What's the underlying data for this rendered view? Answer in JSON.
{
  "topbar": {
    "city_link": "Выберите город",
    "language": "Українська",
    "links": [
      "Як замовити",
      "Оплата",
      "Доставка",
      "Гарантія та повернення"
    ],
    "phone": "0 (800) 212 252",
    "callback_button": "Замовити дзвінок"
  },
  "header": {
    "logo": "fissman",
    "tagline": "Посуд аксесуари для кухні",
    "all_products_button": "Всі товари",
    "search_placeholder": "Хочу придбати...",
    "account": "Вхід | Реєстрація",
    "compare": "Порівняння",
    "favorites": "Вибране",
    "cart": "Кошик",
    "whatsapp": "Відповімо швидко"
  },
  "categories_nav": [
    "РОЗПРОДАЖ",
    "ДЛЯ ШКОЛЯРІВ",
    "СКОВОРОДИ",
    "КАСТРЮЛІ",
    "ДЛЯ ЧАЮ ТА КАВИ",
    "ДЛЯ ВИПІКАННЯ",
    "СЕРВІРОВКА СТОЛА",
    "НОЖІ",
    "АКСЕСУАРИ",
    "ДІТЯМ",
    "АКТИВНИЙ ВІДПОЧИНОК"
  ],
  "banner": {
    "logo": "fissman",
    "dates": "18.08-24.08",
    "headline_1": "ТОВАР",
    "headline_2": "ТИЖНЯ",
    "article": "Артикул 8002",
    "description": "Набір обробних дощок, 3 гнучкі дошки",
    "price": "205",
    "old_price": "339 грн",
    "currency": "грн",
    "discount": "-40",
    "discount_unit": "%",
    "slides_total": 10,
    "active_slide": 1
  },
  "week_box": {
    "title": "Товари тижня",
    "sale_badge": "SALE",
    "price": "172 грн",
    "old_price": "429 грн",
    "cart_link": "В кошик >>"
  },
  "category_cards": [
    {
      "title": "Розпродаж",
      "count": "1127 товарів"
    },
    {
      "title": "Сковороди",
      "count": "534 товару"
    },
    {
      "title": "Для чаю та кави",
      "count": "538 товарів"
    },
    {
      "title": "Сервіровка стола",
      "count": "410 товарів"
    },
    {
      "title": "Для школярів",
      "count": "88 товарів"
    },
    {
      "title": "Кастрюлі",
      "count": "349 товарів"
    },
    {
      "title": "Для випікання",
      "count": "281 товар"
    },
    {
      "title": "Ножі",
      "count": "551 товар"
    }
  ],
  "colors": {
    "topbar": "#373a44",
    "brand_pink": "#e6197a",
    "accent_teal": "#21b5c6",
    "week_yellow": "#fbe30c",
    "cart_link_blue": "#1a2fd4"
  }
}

_TASK STATEMENT_
Take the material above and return all of it exactly.

_EXPECTED OUTPUT_
What's the underlying data for this rendered view? Answer in JSON.
{
  "topbar": {
    "city_link": "Выберите город",
    "language": "Українська",
    "links": [
      "Як замовити",
      "Оплата",
      "Доставка",
      "Гарантія та повернення"
    ],
    "phone": "0 (800) 212 252",
    "callback_button": "Замовити дзвінок"
  },
  "header": {
    "logo": "fissman",
    "tagline": "Посуд аксесуари для кухні",
    "all_products_button": "Всі товари",
    "search_placeholder": "Хочу придбати...",
    "account": "Вхід | Реєстрація",
    "compare": "Порівняння",
    "favorites": "Вибране",
    "cart": "Кошик",
    "whatsapp": "Відповімо швидко"
  },
  "categories_nav": [
    "РОЗПРОДАЖ",
    "ДЛЯ ШКОЛЯРІВ",
    "СКОВОРОДИ",
    "КАСТРЮЛІ",
    "ДЛЯ ЧАЮ ТА КАВИ",
    "ДЛЯ ВИПІКАННЯ",
    "СЕРВІРОВКА СТОЛА",
    "НОЖІ",
    "АКСЕСУАРИ",
    "ДІТЯМ",
    "АКТИВНИЙ ВІДПОЧИНОК"
  ],
  "banner": {
    "logo": "fissman",
    "dates": "18.08-24.08",
    "headline_1": "ТОВАР",
    "headline_2": "ТИЖНЯ",
    "article": "Артикул 8002",
    "description": "Набір обробних дощок, 3 гнучкі дошки",
    "price": "205",
    "old_price": "339 грн",
    "currency": "грн",
    "discount": "-40",
    "discount_unit": "%",
    "slides_total": 10,
    "active_slide": 1
  },
  "week_box": {
    "title": "Товари тижня",
    "sale_badge": "SALE",
    "price": "172 грн",
    "old_price": "429 грн",
    "cart_link": "В кошик >>"
  },
  "category_cards": [
    {
      "title": "Розпродаж",
      "count": "1127 товарів"
    },
    {
      "title": "Сковороди",
      "count": "534 товару"
    },
    {
      "title": "Для чаю та кави",
      "count": "538 товарів"
    },
    {
      "title": "Сервіровка стола",
      "count": "410 товарів"
    },
    {
      "title": "Для школярів",
      "count": "88 товарів"
    },
    {
      "title": "Кастрюлі",
      "count": "349 товарів"
    },
    {
      "title": "Для випікання",
      "count": "281 товар"
    },
    {
      "title": "Ножі",
      "count": "551 товар"
    }
  ],
  "colors": {
    "topbar": "#373a44",
    "brand_pink": "#e6197a",
    "accent_teal": "#21b5c6",
    "week_yellow": "#fbe30c",
    "cart_link_blue": "#1a2fd4"
  }
}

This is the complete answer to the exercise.